> [DIRECTIONS]:
Every entry below must appear again, exactly as written.

> [STORED RECORDS]:
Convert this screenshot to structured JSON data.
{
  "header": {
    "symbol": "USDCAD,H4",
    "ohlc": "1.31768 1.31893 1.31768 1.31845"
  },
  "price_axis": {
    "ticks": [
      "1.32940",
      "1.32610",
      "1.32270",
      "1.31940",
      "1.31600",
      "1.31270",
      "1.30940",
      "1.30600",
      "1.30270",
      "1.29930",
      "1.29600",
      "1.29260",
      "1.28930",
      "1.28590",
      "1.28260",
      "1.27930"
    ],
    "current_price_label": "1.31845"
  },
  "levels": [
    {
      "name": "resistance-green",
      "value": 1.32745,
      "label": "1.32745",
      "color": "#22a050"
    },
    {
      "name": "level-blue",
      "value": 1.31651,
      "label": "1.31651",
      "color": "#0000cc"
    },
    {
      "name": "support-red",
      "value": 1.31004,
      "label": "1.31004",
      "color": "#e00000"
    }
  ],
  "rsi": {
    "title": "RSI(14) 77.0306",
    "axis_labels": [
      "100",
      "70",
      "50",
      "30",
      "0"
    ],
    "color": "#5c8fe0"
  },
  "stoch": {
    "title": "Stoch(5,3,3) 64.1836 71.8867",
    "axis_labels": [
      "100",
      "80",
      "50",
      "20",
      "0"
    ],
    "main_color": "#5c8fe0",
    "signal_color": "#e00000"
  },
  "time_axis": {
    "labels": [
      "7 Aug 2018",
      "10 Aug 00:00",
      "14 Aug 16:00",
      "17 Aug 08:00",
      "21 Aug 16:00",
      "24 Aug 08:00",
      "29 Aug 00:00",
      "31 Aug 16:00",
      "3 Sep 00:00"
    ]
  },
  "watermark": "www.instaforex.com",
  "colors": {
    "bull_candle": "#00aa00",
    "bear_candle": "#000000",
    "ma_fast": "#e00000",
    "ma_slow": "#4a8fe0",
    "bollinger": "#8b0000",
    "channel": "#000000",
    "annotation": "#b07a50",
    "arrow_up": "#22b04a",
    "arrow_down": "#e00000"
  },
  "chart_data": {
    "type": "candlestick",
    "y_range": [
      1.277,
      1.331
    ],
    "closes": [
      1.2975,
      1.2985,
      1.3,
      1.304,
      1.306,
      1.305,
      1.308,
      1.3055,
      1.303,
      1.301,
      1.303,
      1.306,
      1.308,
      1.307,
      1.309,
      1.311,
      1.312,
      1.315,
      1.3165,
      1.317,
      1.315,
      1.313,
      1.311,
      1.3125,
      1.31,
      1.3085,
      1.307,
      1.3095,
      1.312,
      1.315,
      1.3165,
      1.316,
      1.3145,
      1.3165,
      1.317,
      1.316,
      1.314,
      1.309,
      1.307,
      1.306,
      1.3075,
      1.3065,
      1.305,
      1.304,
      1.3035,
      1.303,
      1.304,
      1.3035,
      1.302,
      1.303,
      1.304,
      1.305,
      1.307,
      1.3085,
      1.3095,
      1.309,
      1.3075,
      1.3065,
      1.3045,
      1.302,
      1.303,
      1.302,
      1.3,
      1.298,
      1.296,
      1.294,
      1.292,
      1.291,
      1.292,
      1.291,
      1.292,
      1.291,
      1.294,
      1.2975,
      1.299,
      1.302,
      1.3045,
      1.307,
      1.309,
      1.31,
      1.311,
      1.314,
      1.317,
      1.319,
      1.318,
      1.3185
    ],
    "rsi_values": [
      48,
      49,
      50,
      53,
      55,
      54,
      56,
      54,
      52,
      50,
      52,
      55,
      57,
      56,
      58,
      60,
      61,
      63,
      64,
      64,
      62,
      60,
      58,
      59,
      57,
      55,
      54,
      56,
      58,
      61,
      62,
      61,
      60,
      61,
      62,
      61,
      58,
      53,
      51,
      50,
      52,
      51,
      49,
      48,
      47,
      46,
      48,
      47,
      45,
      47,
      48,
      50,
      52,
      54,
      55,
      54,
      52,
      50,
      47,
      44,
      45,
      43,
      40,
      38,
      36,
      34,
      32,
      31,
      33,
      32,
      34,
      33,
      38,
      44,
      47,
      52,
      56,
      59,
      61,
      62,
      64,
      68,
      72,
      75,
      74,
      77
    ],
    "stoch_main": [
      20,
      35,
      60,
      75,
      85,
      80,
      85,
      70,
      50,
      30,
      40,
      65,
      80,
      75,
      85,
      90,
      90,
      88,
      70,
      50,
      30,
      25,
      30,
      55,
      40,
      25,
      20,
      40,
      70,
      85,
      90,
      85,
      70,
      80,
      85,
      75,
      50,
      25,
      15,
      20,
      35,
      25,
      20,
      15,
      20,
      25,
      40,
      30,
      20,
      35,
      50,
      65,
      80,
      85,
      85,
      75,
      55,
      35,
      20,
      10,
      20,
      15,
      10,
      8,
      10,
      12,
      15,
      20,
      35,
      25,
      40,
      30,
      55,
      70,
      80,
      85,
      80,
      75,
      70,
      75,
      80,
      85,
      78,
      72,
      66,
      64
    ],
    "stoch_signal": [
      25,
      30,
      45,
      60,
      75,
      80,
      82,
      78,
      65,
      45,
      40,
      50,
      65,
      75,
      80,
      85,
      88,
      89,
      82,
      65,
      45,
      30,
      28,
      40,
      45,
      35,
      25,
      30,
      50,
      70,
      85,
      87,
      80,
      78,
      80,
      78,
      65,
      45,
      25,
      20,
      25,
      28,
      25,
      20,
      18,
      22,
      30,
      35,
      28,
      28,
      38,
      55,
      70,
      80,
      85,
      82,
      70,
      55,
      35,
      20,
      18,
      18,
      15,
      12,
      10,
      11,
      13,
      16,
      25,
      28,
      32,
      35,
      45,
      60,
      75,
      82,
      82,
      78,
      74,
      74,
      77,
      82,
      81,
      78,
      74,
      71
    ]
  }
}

> [TASK RESULT]:
Convert this screenshot to structured JSON data.
{
  "header": {
    "symbol": "USDCAD,H4",
    "ohlc": "1.31768 1.31893 1.31768 1.31845"
  },
  "price_axis": {
    "ticks": [
      "1.32940",
      "1.32610",
      "1.32270",
      "1.31940",
      "1.31600",
      "1.31270",
      "1.30940",
      "1.30600",
      "1.30270",
      "1.29930",
      "1.29600",
      "1.29260",
      "1.28930",
      "1.28590",
      "1.28260",
      "1.27930"
    ],
    "current_price_label": "1.31845"
  },
  "levels": [
    {
      "name": "resistance-green",
      "value": 1.32745,
      "label": "1.32745",
      "color": "#22a050"
    },
    {
      "name": "level-blue",
      "value": 1.31651,
      "label": "1.31651",
      "color": "#0000cc"
    },
    {
      "name": "support-red",
      "value": 1.31004,
      "label": "1.31004",
      "color": "#e00000"
    }
  ],
  "rsi": {
    "title": "RSI(14) 77.0306",
    "axis_labels": [
      "100",
      "70",
      "50",
      "30",
      "0"
    ],
    "color": "#5c8fe0"
  },
  "stoch": {
    "title": "Stoch(5,3,3) 64.1836 71.8867",
    "axis_labels": [
      "100",
      "80",
      "50",
      "20",
      "0"
    ],
    "main_color": "#5c8fe0",
    "signal_color": "#e00000"
  },
  "time_axis": {
    "labels": [
      "7 Aug 2018",
      "10 Aug 00:00",
      "14 Aug 16:00",
      "17 Aug 08:00",
      "21 Aug 16:00",
      "24 Aug 08:00",
      "29 Aug 00:00",
      "31 Aug 16:00",
      "3 Sep 00:00"
    ]
  },
  "watermark": "www.instaforex.com",
  "colors": {
    "bull_candle": "#00aa00",
    "bear_candle": "#000000",
    "ma_fast": "#e00000",
    "ma_slow": "#4a8fe0",
    "bollinger": "#8b0000",
    "channel": "#000000",
    "annotation": "#b07a50",
    "arrow_up": "#22b04a",
    "arrow_down": "#e00000"
  },
  "chart_data": {
    "type": "candlestick",
    "y_range": [
      1.277,
      1.331
    ],
    "closes": [
      1.2975,
      1.2985,
      1.3,
      1.304,
      1.306,
      1.305,
      1.308,
      1.3055,
      1.303,
      1.301,
      1.303,
      1.306,
      1.308,
      1.307,
      1.309,
      1.311,
      1.312,
      1.315,
      1.3165,
      1.317,
      1.315,
      1.313,
      1.311,
      1.3125,
      1.31,
      1.3085,
      1.307,
      1.3095,
      1.312,
      1.315,
      1.3165,
      1.316,
      1.3145,
      1.3165,
      1.317,
      1.316,
      1.314,
      1.309,
      1.307,
      1.306,
      1.3075,
      1.3065,
      1.305,
      1.304,
      1.3035,
      1.303,
      1.304,
      1.3035,
      1.302,
      1.303,
      1.304,
      1.305,
      1.307,
      1.3085,
      1.3095,
      1.309,
      1.3075,
      1.3065,
      1.3045,
      1.302,
      1.303,
      1.302,
      1.3,
      1.298,
      1.296,
      1.294,
      1.292,
      1.291,
      1.292,
      1.291,
      1.292,
      1.291,
      1.294,
      1.2975,
      1.299,
      1.302,
      1.3045,
      1.307,
      1.309,
      1.31,
      1.311,
      1.314,
      1.317,
      1.319,
      1.318,
      1.3185
    ],
    "rsi_values": [
      48,
      49,
      50,
      53,
      55,
      54,
      56,
      54,
      52,
      50,
      52,
      55,
      57,
      56,
      58,
      60,
      61,
      63,
      64,
      64,
      62,
      60,
      58,
      59,
      57,
      55,
      54,
      56,
      58,
      61,
      62,
      61,
      60,
      61,
      62,
      61,
      58,
      53,
      51,
      50,
      52,
      51,
      49,
      48,
      47,
      46,
      48,
      47,
      45,
      47,
      48,
      50,
      52,
      54,
      55,
      54,
      52,
      50,
      47,
      44,
      45,
      43,
      40,
      38,
      36,
      34,
      32,
      31,
      33,
      32,
      34,
      33,
      38,
      44,
      47,
      52,
      56,
      59,
      61,
      62,
      64,
      68,
      72,
      75,
      74,
      77
    ],
    "stoch_main": [
      20,
      35,
      60,
      75,
      85,
      80,
      85,
      70,
      50,
      30,
      40,
      65,
      80,
      75,
      85,
      90,
      90,
      88,
      70,
      50,
      30,
      25,
      30,
      55,
      40,
      25,
      20,
      40,
      70,
      85,
      90,
      85,
      70,
      80,
      85,
      75,
      50,
      25,
      15,
      20,
      35,
      25,
      20,
      15,
      20,
      25,
      40,
      30,
      20,
      35,
      50,
      65,
      80,
      85,
      85,
      75,
      55,
      35,
      20,
      10,
      20,
      15,
      10,
      8,
      10,
      12,
      15,
      20,
      35,
      25,
      40,
      30,
      55,
      70,
      80,
      85,
      80,
      75,
      70,
      75,
      80,
      85,
      78,
      72,
      66,
      64
    ],
    "stoch_signal": [
      25,
      30,
      45,
      60,
      75,
      80,
      82,
      78,
      65,
      45,
      40,
      50,
      65,
      75,
      80,
      85,
      88,
      89,
      82,
      65,
      45,
      30,
      28,
      40,
      45,
      35,
      25,
      30,
      50,
      70,
      85,
      87,
      80,
      78,
      80,
      78,
      65,
      45,
      25,
      20,
      25,
      28,
      25,
      20,
      18,
      22,
      30,
      35,
      28,
      28,
      38,
      55,
      70,
      80,
      85,
      82,
      70,
      55,
      35,
      20,
      18,
      18,
      15,
      12,
      10,
      11,
      13,
      16,
      25,
      28,
      32,
      35,
      45,
      60,
      75,
      82,
      82,
      78,
      74,
      74,
      77,
      82,
      81,
      78,
      74,
      71
    ]
  }
}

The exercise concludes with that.